## BRIEF
Transcribe all the records with complete accuracy.

===============

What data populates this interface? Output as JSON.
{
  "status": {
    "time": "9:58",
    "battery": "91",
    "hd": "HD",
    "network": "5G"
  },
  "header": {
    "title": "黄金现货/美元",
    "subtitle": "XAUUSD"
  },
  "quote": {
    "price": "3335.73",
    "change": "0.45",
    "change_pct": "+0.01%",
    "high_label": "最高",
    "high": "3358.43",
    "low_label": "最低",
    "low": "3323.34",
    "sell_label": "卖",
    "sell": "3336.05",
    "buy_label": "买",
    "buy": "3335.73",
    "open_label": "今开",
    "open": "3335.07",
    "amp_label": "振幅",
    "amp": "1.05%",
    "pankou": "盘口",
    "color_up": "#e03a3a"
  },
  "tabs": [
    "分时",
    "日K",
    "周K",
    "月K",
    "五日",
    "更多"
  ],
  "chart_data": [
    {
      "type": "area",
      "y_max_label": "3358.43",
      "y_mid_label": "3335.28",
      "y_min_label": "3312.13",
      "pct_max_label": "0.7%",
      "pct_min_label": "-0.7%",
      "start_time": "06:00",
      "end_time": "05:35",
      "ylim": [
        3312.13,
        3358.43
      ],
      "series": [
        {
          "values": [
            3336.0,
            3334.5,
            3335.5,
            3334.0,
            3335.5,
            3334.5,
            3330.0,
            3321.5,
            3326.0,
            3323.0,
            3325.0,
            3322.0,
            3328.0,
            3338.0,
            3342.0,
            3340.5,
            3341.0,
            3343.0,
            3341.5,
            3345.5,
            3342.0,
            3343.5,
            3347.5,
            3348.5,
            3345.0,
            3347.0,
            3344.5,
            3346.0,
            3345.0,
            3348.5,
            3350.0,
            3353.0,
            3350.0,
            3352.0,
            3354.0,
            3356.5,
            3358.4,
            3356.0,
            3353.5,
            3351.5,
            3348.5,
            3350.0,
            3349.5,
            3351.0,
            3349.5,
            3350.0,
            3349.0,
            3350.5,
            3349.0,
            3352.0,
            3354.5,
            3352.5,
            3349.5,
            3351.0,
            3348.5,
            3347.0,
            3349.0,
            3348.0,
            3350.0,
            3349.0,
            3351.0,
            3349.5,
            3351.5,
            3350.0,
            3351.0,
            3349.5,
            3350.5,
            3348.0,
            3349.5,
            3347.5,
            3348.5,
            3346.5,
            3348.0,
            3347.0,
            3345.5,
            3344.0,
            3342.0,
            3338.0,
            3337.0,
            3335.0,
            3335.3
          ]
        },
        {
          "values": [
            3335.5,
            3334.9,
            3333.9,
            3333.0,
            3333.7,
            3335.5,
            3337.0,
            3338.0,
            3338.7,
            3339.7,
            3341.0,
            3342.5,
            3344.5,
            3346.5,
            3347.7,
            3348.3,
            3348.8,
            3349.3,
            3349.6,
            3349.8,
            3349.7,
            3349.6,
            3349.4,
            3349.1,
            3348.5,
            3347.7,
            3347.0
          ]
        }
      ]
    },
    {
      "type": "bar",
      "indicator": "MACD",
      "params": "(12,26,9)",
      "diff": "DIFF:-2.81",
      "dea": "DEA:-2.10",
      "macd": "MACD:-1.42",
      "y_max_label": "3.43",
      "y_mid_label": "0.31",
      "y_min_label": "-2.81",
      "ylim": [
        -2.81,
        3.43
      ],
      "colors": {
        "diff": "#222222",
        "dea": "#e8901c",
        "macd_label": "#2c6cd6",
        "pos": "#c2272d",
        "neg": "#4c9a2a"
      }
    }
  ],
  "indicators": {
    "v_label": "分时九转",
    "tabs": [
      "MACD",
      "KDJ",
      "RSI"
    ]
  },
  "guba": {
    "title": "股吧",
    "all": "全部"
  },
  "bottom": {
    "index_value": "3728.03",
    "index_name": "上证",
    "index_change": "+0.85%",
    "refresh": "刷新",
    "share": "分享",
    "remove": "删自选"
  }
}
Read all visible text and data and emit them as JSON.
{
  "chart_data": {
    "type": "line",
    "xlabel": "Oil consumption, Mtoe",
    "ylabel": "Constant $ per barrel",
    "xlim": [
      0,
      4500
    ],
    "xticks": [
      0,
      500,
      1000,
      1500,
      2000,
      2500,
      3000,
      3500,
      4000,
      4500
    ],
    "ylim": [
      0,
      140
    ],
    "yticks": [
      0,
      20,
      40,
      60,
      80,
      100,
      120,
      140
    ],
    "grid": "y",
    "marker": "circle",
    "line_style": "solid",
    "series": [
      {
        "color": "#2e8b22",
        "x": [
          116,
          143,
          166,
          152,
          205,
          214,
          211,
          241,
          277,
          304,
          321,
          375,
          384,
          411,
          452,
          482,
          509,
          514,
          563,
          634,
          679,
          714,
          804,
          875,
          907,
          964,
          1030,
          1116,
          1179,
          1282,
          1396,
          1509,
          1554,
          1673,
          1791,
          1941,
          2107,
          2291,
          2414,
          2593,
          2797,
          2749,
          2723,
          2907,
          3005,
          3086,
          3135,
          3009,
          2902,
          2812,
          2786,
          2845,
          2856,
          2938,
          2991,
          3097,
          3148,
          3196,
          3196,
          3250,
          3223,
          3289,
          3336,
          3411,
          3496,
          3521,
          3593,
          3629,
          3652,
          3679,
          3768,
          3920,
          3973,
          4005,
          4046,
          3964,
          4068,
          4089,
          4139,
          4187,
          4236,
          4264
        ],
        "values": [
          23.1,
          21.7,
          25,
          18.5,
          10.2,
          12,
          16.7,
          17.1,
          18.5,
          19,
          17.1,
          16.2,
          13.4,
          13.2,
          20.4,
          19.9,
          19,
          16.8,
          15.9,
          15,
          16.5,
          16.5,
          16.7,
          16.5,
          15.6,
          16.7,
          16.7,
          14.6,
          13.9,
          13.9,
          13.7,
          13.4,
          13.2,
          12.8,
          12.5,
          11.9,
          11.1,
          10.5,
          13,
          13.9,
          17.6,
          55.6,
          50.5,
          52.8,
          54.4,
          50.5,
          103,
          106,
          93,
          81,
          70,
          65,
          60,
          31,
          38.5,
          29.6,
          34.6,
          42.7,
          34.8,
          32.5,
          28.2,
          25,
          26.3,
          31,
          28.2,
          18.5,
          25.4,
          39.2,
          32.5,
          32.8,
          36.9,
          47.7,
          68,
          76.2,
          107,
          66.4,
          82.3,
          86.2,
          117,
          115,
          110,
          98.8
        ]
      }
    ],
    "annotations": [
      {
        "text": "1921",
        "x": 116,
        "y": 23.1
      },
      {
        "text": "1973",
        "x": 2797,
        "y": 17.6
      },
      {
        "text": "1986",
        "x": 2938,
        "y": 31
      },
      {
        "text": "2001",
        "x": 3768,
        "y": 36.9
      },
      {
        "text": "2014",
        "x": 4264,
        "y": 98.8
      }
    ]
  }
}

===============

## TASK ANSWER
What data populates this interface? Output as JSON.
{
  "status": {
    "time": "9:58",
    "battery": "91",
    "hd": "HD",
    "network": "5G"
  },
  "header": {
    "title": "黄金现货/美元",
    "subtitle": "XAUUSD"
  },
  "quote": {
    "price": "3335.73",
    "change": "0.45",
    "change_pct": "+0.01%",
    "high_label": "最高",
    "high": "3358.43",
    "low_label": "最低",
    "low": "3323.34",
    "sell_label": "卖",
    "sell": "3336.05",
    "buy_label": "买",
    "buy": "3335.73",
    "open_label": "今开",
    "open": "3335.07",
    "amp_label": "振幅",
    "amp": "1.05%",
    "pankou": "盘口",
    "color_up": "#e03a3a"
  },
  "tabs": [
    "分时",
    "日K",
    "周K",
    "月K",
    "五日",
    "更多"
  ],
  "chart_data": [
    {
      "type": "area",
      "y_max_label": "3358.43",
      "y_mid_label": "3335.28",
      "y_min_label": "3312.13",
      "pct_max_label": "0.7%",
      "pct_min_label": "-0.7%",
      "start_time": "06:00",
      "end_time": "05:35",
      "ylim": [
        3312.13,
        3358.43
      ],
      "series": [
        {
          "values": [
            3336.0,
            3334.5,
            3335.5,
            3334.0,
            3335.5,
            3334.5,
            3330.0,
            3321.5,
            3326.0,
            3323.0,
            3325.0,
            3322.0,
            3328.0,
            3338.0,
            3342.0,
            3340.5,
            3341.0,
            3343.0,
            3341.5,
            3345.5,
            3342.0,
            3343.5,
            3347.5,
            3348.5,
            3345.0,
            3347.0,
            3344.5,
            3346.0,
            3345.0,
            3348.5,
            3350.0,
            3353.0,
            3350.0,
            3352.0,
            3354.0,
            3356.5,
            3358.4,
            3356.0,
            3353.5,
            3351.5,
            3348.5,
            3350.0,
            3349.5,
            3351.0,
            3349.5,
            3350.0,
            3349.0,
            3350.5,
            3349.0,
            3352.0,
            3354.5,
            3352.5,
            3349.5,
            3351.0,
            3348.5,
            3347.0,
            3349.0,
            3348.0,
            3350.0,
            3349.0,
            3351.0,
            3349.5,
            3351.5,
            3350.0,
            3351.0,
            3349.5,
            3350.5,
            3348.0,
            3349.5,
            3347.5,
            3348.5,
            3346.5,
            3348.0,
            3347.0,
            3345.5,
            3344.0,
            3342.0,
            3338.0,
            3337.0,
            3335.0,
            3335.3
          ]
        },
        {
          "values": [
            3335.5,
            3334.9,
            3333.9,
            3333.0,
            3333.7,
            3335.5,
            3337.0,
            3338.0,
            3338.7,
            3339.7,
            3341.0,
            3342.5,
            3344.5,
            3346.5,
            3347.7,
            3348.3,
            3348.8,
            3349.3,
            3349.6,
            3349.8,
            3349.7,
            3349.6,
            3349.4,
            3349.1,
            3348.5,
            3347.7,
            3347.0
          ]
        }
      ]
    },
    {
      "type": "bar",
      "indicator": "MACD",
      "params": "(12,26,9)",
      "diff": "DIFF:-2.81",
      "dea": "DEA:-2.10",
      "macd": "MACD:-1.42",
      "y_max_label": "3.43",
      "y_mid_label": "0.31",
      "y_min_label": "-2.81",
      "ylim": [
        -2.81,
        3.43
      ],
      "colors": {
        "diff": "#222222",
        "dea": "#e8901c",
        "macd_label": "#2c6cd6",
        "pos": "#c2272d",
        "neg": "#4c9a2a"
      }
    }
  ],
  "indicators": {
    "v_label": "分时九转",
    "tabs": [
      "MACD",
      "KDJ",
      "RSI"
    ]
  },
  "guba": {
    "title": "股吧",
    "all": "全部"
  },
  "bottom": {
    "index_value": "3728.03",
    "index_name": "上证",
    "index_change": "+0.85%",
    "refresh": "刷新",
    "share": "分享",
    "remove": "删自选"
  }
}
Read all visible text and data and emit them as JSON.
{
  "chart_data": {
    "type": "line",
    "xlabel": "Oil consumption, Mtoe",
    "ylabel": "Constant $ per barrel",
    "xlim": [
      0,
      4500
    ],
    "xticks": [
      0,
      500,
      1000,
      1500,
      2000,
      2500,
      3000,
      3500,
      4000,
      4500
    ],
    "ylim": [
      0,
      140
    ],
    "yticks": [
      0,
      20,
      40,
      60,
      80,
      100,
      120,
      140
    ],
    "grid": "y",
    "marker": "circle",
    "line_style": "solid",
    "series": [
      {
        "color": "#2e8b22",
        "x": [
          116,
          143,
          166,
          152,
          205,
          214,
          211,
          241,
          277,
          304,
          321,
          375,
          384,
          411,
          452,
          482,
          509,
          514,
          563,
          634,
          679,
          714,
          804,
          875,
          907,
          964,
          1030,
          1116,
          1179,
          1282,
          1396,
          1509,
          1554,
          1673,
          1791,
          1941,
          2107,
          2291,
          2414,
          2593,
          2797,
          2749,
          2723,
          2907,
          3005,
          3086,
          3135,
          3009,
          2902,
          2812,
          2786,
          2845,
          2856,
          2938,
          2991,
          3097,
          3148,
          3196,
          3196,
          3250,
          3223,
          3289,
          3336,
          3411,
          3496,
          3521,
          3593,
          3629,
          3652,
          3679,
          3768,
          3920,
          3973,
          4005,
          4046,
          3964,
          4068,
          4089,
          4139,
          4187,
          4236,
          4264
        ],
        "values": [
          23.1,
          21.7,
          25,
          18.5,
          10.2,
          12,
          16.7,
          17.1,
          18.5,
          19,
          17.1,
          16.2,
          13.4,
          13.2,
          20.4,
          19.9,
          19,
          16.8,
          15.9,
          15,
          16.5,
          16.5,
          16.7,
          16.5,
          15.6,
          16.7,
          16.7,
          14.6,
          13.9,
          13.9,
          13.7,
          13.4,
          13.2,
          12.8,
          12.5,
          11.9,
          11.1,
          10.5,
          13,
          13.9,
          17.6,
          55.6,
          50.5,
          52.8,
          54.4,
          50.5,
          103,
          106,
          93,
          81,
          70,
          65,
          60,
          31,
          38.5,
          29.6,
          34.6,
          42.7,
          34.8,
          32.5,
          28.2,
          25,
          26.3,
          31,
          28.2,
          18.5,
          25.4,
          39.2,
          32.5,
          32.8,
          36.9,
          47.7,
          68,
          76.2,
          107,
          66.4,
          82.3,
          86.2,
          117,
          115,
          110,
          98.8
        ]
      }
    ],
    "annotations": [
      {
        "text": "1921",
        "x": 116,
        "y": 23.1
      },
      {
        "text": "1973",
        "x": 2797,
        "y": 17.6
      },
      {
        "text": "1986",
        "x": 2938,
        "y": 31
      },
      {
        "text": "2001",
        "x": 3768,
        "y": 36.9
      },
      {
        "text": "2014",
        "x": 4264,
        "y": 98.8
      }
    ]
  }
}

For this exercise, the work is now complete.